_Given exercise_: Leave out the pictures and transcribe the rest of the records exactly.

_Stored rows_:
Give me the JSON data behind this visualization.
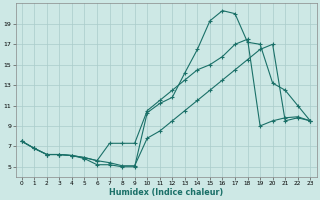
{
  "background_color": "#cde8e5",
  "grid_color": "#aaccca",
  "line_color": "#1a7068",
  "xlabel": "Humidex (Indice chaleur)",
  "xmin": -0.5,
  "xmax": 23.5,
  "ymin": 4.0,
  "ymax": 21.0,
  "yticks": [
    5,
    7,
    9,
    11,
    13,
    15,
    17,
    19
  ],
  "xticks": [
    0,
    1,
    2,
    3,
    4,
    5,
    6,
    7,
    8,
    9,
    10,
    11,
    12,
    13,
    14,
    15,
    16,
    17,
    18,
    19,
    20,
    21,
    22,
    23
  ],
  "line1": {
    "x": [
      0,
      1,
      2,
      3,
      4,
      5,
      6,
      7,
      8,
      9,
      10,
      11,
      12,
      13,
      14,
      15,
      16,
      17,
      18,
      19,
      20,
      21,
      22,
      23
    ],
    "y": [
      7.5,
      6.8,
      6.2,
      6.2,
      6.1,
      5.8,
      5.2,
      5.2,
      5.0,
      5.0,
      10.3,
      11.2,
      11.8,
      14.2,
      16.5,
      19.3,
      20.3,
      20.0,
      17.2,
      17.0,
      13.2,
      12.5,
      11.0,
      9.5
    ]
  },
  "line2": {
    "x": [
      0,
      1,
      2,
      3,
      4,
      5,
      6,
      7,
      8,
      9,
      10,
      11,
      12,
      13,
      14,
      15,
      16,
      17,
      18,
      19,
      20,
      21,
      22,
      23
    ],
    "y": [
      7.5,
      6.8,
      6.2,
      6.2,
      6.1,
      5.9,
      5.6,
      5.4,
      5.1,
      5.1,
      7.8,
      8.5,
      9.5,
      10.5,
      11.5,
      12.5,
      13.5,
      14.5,
      15.5,
      16.5,
      17.0,
      9.5,
      9.8,
      9.5
    ]
  },
  "line3": {
    "x": [
      0,
      1,
      2,
      3,
      4,
      5,
      6,
      7,
      8,
      9,
      10,
      11,
      12,
      13,
      14,
      15,
      16,
      17,
      18,
      19,
      20,
      21,
      22,
      23
    ],
    "y": [
      7.5,
      6.8,
      6.2,
      6.2,
      6.1,
      5.9,
      5.6,
      7.3,
      7.3,
      7.3,
      10.5,
      11.5,
      12.5,
      13.5,
      14.5,
      15.0,
      15.8,
      17.0,
      17.5,
      9.0,
      9.5,
      9.8,
      9.9,
      9.5
    ]
  }
}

_Result for this task_:
Give me the JSON data behind this visualization.
{
  "background_color": "#cde8e5",
  "grid_color": "#aaccca",
  "line_color": "#1a7068",
  "xlabel": "Humidex (Indice chaleur)",
  "xmin": -0.5,
  "xmax": 23.5,
  "ymin": 4.0,
  "ymax": 21.0,
  "yticks": [
    5,
    7,
    9,
    11,
    13,
    15,
    17,
    19
  ],
  "xticks": [
    0,
    1,
    2,
    3,
    4,
    5,
    6,
    7,
    8,
    9,
    10,
    11,
    12,
    13,
    14,
    15,
    16,
    17,
    18,
    19,
    20,
    21,
    22,
    23
  ],
  "line1": {
    "x": [
      0,
      1,
      2,
      3,
      4,
      5,
      6,
      7,
      8,
      9,
      10,
      11,
      12,
      13,
      14,
      15,
      16,
      17,
      18,
      19,
      20,
      21,
      22,
      23
    ],
    "y": [
      7.5,
      6.8,
      6.2,
      6.2,
      6.1,
      5.8,
      5.2,
      5.2,
      5.0,
      5.0,
      10.3,
      11.2,
      11.8,
      14.2,
      16.5,
      19.3,
      20.3,
      20.0,
      17.2,
      17.0,
      13.2,
      12.5,
      11.0,
      9.5
    ]
  },
  "line2": {
    "x": [
      0,
      1,
      2,
      3,
      4,
      5,
      6,
      7,
      8,
      9,
      10,
      11,
      12,
      13,
      14,
      15,
      16,
      17,
      18,
      19,
      20,
      21,
      22,
      23
    ],
    "y": [
      7.5,
      6.8,
      6.2,
      6.2,
      6.1,
      5.9,
      5.6,
      5.4,
      5.1,
      5.1,
      7.8,
      8.5,
      9.5,
      10.5,
      11.5,
      12.5,
      13.5,
      14.5,
      15.5,
      16.5,
      17.0,
      9.5,
      9.8,
      9.5
    ]
  },
  "line3": {
    "x": [
      0,
      1,
      2,
      3,
      4,
      5,
      6,
      7,
      8,
      9,
      10,
      11,
      12,
      13,
      14,
      15,
      16,
      17,
      18,
      19,
      20,
      21,
      22,
      23
    ],
    "y": [
      7.5,
      6.8,
      6.2,
      6.2,
      6.1,
      5.9,
      5.6,
      7.3,
      7.3,
      7.3,
      10.5,
      11.5,
      12.5,
      13.5,
      14.5,
      15.0,
      15.8,
      17.0,
      17.5,
      9.0,
      9.5,
      9.8,
      9.9,
      9.5
    ]
  }
}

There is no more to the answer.